> [Problem description] Work out how many lines in the entries contain the string "must", and give nothing but that number.

[Dataset rows]

======

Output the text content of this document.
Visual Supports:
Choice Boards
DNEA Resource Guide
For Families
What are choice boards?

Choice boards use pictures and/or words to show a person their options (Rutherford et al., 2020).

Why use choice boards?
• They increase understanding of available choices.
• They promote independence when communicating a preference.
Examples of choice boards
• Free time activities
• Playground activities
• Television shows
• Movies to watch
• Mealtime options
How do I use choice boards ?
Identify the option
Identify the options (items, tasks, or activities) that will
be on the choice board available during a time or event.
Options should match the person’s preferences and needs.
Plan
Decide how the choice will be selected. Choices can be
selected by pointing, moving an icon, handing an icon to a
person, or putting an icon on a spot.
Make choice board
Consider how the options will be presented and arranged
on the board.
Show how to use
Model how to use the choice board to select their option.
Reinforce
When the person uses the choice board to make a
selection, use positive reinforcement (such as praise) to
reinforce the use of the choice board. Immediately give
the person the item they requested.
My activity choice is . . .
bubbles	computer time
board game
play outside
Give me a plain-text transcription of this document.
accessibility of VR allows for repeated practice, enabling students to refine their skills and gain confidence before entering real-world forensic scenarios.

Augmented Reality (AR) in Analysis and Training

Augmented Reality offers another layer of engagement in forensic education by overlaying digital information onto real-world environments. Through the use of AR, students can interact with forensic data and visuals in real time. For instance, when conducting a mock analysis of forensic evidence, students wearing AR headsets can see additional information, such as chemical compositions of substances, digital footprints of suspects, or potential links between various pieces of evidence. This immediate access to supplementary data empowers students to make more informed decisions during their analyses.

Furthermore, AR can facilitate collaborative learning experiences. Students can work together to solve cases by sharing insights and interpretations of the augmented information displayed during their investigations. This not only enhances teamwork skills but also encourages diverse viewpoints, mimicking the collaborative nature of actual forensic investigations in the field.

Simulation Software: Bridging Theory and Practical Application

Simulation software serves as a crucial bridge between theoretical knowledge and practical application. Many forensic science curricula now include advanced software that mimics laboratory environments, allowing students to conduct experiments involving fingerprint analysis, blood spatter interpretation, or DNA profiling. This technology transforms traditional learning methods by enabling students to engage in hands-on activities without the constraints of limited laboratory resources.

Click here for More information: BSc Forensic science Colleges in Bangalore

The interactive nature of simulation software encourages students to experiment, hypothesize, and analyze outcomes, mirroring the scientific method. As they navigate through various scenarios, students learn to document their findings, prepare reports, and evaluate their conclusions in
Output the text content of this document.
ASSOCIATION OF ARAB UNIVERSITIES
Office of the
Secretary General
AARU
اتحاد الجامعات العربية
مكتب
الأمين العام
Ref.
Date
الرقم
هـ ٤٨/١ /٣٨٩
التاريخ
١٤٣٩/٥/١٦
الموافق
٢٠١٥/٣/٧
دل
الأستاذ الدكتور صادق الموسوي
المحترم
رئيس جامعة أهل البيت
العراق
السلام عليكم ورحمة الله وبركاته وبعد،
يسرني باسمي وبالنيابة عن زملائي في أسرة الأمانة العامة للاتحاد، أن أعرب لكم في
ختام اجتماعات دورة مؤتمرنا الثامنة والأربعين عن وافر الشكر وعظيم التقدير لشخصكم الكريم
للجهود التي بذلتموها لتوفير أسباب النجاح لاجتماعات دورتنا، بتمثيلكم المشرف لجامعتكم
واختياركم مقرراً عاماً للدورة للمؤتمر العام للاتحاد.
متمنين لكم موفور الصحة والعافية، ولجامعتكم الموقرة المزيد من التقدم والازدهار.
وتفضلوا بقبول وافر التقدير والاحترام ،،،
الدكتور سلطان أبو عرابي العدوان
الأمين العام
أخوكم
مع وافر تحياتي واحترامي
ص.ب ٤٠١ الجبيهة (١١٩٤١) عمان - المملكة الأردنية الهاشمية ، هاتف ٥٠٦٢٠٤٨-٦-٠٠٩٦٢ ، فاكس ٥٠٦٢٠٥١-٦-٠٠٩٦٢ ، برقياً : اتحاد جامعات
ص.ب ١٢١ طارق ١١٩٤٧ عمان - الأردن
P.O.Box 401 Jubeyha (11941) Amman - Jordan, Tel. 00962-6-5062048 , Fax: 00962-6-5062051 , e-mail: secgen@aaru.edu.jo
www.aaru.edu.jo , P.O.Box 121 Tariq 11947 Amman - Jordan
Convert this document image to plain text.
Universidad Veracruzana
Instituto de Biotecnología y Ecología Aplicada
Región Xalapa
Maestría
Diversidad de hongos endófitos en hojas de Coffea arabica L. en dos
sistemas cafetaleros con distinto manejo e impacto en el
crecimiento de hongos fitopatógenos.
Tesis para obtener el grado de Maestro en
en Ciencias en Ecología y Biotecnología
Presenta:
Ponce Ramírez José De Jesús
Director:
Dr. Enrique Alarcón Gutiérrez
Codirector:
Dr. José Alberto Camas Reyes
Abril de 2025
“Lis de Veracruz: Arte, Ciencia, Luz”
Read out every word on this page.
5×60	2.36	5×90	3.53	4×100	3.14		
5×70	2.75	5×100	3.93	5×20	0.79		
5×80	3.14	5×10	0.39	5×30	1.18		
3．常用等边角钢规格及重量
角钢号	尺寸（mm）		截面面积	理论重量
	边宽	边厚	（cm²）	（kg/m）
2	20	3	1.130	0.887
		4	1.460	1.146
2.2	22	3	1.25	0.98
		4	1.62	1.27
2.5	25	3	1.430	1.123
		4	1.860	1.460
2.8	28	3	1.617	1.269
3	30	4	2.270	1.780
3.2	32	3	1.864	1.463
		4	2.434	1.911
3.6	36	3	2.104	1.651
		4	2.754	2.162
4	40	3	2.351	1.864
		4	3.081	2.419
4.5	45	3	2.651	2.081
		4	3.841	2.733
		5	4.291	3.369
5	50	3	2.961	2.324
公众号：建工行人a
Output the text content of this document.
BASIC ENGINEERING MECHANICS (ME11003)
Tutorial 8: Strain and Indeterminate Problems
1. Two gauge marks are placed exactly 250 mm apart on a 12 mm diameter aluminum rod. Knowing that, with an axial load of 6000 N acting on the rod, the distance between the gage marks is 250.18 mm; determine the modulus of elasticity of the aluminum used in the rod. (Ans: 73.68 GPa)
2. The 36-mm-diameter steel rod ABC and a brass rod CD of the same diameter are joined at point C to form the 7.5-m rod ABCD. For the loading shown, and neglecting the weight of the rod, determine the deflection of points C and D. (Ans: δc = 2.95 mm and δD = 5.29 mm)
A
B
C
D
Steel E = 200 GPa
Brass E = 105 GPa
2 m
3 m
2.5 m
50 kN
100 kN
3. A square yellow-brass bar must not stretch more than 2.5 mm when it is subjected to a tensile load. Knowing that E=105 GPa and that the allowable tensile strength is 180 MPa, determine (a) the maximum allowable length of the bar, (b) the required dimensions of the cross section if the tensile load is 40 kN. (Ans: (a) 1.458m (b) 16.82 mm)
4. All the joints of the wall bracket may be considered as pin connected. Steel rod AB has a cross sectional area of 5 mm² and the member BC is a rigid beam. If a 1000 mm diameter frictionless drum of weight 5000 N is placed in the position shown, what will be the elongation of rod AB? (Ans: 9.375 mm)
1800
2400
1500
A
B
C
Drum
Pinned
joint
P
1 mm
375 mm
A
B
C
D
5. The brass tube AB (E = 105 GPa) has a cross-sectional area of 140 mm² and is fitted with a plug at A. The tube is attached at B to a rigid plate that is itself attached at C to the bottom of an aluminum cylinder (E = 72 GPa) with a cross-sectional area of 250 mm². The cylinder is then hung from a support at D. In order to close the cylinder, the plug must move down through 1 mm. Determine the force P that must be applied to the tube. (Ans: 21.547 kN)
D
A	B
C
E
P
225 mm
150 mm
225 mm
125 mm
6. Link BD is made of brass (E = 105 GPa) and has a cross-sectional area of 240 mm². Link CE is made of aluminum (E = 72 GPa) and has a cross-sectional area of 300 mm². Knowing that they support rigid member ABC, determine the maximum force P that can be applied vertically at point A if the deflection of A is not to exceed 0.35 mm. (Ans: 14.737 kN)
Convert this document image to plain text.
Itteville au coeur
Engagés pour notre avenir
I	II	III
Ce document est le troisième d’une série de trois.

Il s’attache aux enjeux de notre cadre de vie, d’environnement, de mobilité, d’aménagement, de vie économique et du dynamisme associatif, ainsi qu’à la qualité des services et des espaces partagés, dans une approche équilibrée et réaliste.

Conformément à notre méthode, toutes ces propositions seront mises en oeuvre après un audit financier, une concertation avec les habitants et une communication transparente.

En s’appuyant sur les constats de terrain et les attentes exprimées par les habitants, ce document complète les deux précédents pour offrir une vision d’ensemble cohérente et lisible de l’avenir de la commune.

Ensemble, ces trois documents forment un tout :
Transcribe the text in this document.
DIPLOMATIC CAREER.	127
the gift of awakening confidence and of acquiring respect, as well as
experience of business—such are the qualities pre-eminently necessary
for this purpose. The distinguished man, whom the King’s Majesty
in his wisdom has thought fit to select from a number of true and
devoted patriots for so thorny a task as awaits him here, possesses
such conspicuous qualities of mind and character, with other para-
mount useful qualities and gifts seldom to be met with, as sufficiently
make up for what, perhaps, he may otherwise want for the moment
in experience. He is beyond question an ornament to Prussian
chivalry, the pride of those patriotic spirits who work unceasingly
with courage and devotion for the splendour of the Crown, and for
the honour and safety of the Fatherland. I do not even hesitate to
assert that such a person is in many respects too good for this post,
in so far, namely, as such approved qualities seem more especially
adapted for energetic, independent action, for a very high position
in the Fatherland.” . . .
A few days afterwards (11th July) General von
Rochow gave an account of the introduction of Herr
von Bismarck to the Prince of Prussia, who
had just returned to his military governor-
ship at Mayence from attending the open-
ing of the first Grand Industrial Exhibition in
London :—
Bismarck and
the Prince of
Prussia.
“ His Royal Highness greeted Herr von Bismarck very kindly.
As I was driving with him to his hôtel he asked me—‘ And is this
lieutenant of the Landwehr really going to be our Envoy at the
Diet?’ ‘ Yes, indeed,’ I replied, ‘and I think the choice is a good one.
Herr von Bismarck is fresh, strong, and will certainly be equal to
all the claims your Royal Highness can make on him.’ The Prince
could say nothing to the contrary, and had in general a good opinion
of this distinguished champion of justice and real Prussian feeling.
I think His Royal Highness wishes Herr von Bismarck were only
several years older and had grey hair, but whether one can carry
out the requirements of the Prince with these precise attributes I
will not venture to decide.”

======

> [Exercise result] 2